Lines of data
______

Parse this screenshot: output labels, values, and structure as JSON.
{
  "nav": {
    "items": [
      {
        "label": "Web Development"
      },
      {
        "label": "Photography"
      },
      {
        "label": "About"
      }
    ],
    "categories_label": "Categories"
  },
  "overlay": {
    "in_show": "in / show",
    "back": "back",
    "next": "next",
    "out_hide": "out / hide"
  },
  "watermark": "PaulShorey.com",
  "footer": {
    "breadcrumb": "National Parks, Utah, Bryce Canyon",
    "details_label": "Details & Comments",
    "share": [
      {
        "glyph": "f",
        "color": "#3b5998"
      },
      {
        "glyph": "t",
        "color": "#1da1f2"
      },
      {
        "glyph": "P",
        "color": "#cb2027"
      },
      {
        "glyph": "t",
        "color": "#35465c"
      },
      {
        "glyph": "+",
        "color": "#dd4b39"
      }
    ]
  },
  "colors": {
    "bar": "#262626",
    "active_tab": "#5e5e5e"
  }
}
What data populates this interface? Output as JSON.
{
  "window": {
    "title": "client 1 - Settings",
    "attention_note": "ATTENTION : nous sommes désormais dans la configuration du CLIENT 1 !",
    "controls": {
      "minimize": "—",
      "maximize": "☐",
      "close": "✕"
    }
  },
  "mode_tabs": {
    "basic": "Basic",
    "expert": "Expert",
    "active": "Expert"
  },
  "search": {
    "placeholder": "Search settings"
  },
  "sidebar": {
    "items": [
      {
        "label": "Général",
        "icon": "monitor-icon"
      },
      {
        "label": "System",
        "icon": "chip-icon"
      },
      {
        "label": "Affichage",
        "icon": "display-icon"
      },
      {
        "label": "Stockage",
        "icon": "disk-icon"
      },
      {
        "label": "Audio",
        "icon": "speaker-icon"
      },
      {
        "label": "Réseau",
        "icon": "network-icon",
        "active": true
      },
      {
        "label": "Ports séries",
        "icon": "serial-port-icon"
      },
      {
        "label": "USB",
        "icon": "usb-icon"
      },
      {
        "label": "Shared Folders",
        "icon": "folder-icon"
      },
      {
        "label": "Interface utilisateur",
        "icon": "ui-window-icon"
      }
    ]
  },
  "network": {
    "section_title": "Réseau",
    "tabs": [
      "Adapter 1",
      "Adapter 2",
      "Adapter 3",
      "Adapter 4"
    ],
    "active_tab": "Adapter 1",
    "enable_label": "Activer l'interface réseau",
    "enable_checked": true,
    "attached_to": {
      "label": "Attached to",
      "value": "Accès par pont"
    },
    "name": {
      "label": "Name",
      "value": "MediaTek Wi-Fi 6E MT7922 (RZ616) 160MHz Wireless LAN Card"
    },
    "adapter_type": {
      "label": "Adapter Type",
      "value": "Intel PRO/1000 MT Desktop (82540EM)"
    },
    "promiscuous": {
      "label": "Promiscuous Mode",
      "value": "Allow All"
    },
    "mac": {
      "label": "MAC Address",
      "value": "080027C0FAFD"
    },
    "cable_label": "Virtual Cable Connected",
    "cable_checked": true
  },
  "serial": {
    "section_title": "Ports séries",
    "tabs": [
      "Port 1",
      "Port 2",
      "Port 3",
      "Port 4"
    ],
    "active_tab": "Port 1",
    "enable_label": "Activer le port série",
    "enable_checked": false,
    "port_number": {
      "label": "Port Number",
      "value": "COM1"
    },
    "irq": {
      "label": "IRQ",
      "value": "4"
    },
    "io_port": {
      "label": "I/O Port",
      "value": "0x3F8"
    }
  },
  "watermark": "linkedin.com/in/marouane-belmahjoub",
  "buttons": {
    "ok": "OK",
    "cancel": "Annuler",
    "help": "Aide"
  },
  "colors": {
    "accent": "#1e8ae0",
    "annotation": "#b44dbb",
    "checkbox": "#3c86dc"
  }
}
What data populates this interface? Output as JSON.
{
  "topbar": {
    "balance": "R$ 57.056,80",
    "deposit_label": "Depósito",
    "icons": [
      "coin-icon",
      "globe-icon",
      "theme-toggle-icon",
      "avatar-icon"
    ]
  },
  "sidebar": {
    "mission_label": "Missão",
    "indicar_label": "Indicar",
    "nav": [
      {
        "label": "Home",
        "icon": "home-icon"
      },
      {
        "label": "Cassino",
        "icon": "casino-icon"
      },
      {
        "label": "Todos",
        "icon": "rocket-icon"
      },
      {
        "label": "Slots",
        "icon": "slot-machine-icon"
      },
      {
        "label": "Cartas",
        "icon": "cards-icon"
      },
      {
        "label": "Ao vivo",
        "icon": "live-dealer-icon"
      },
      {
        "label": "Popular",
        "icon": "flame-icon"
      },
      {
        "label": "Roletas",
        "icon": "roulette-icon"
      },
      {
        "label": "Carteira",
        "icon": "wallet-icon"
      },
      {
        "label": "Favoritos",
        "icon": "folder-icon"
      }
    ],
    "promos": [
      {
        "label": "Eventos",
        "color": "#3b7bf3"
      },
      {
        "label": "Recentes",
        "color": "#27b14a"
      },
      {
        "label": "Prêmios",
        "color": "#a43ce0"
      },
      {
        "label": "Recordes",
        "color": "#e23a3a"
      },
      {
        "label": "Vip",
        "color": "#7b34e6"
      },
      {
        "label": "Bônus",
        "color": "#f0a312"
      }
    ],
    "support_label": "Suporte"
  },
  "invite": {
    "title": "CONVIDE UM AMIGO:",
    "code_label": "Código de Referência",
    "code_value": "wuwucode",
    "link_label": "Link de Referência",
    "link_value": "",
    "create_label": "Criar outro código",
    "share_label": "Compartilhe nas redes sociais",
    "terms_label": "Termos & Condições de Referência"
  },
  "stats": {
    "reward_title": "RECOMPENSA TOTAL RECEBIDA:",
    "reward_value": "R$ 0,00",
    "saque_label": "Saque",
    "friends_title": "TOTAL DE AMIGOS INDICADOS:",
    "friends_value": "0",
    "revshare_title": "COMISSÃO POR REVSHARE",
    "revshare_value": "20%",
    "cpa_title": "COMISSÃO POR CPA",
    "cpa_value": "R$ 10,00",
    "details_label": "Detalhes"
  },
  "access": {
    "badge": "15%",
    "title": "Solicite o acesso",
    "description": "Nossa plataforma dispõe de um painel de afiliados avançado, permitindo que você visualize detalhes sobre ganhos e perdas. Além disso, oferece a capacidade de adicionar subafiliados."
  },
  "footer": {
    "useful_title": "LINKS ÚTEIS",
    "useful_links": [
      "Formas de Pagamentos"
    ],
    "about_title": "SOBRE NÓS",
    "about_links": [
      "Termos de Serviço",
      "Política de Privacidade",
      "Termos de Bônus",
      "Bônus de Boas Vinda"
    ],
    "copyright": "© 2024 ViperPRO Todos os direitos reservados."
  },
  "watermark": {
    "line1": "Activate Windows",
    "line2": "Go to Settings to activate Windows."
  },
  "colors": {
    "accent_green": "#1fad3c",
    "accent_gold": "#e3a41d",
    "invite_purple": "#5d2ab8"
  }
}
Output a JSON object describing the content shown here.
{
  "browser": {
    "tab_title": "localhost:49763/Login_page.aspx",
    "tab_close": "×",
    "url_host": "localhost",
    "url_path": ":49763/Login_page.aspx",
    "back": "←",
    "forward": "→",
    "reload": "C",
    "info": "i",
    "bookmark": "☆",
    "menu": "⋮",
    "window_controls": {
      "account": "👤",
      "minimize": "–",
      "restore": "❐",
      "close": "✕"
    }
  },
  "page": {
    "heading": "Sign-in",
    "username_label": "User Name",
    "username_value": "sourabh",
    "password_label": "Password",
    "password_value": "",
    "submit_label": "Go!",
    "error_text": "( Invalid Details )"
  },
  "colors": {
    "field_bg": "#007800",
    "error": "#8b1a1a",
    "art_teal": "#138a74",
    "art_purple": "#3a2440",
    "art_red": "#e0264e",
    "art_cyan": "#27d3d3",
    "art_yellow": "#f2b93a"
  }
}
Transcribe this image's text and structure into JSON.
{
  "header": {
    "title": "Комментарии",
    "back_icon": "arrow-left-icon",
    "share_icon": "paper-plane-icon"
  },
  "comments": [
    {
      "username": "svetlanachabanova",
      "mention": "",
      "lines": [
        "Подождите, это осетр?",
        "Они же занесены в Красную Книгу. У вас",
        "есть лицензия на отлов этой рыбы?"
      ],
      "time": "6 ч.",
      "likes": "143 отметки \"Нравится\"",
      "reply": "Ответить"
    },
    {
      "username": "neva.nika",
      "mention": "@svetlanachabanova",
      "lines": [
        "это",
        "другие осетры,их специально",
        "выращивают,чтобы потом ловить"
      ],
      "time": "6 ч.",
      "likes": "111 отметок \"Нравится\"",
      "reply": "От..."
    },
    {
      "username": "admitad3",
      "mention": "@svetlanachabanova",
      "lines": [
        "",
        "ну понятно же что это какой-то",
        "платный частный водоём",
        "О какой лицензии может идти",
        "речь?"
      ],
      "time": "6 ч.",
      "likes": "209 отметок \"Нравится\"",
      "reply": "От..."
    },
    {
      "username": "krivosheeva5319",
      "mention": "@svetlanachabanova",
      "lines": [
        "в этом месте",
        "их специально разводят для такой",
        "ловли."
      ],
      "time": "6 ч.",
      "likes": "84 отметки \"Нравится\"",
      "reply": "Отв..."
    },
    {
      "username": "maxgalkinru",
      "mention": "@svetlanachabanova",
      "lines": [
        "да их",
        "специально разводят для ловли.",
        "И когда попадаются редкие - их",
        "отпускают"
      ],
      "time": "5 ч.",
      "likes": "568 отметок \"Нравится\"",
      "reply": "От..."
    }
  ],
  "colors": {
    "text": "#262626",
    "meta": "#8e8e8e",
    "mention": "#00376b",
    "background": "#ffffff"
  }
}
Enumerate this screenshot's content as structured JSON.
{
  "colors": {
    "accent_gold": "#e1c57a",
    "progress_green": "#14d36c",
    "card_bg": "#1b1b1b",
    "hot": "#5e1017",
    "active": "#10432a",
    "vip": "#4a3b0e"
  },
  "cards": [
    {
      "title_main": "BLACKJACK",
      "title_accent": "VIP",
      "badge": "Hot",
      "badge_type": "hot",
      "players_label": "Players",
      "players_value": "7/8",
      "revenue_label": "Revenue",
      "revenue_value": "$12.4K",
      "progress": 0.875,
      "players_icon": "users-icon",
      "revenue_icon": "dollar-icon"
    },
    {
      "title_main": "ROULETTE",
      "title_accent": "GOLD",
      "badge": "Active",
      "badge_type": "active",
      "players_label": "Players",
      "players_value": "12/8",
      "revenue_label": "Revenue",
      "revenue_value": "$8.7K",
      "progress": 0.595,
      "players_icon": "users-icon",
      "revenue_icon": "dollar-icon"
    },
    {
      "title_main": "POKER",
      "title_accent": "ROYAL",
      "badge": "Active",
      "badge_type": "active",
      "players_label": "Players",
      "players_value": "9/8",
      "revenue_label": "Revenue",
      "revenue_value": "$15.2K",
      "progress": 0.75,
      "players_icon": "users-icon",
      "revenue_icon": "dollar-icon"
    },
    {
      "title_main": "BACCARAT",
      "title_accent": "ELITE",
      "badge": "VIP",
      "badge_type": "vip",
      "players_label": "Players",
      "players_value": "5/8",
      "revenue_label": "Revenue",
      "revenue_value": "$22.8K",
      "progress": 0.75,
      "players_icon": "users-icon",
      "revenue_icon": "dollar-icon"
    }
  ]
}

______

● TASK DESCRIPTION: List all lines in the material containing the string "отметки".

● TASK SOLUTION:
      "likes": "143 отметки \"Нравится\"",
      "likes": "84 отметки \"Нравится\"",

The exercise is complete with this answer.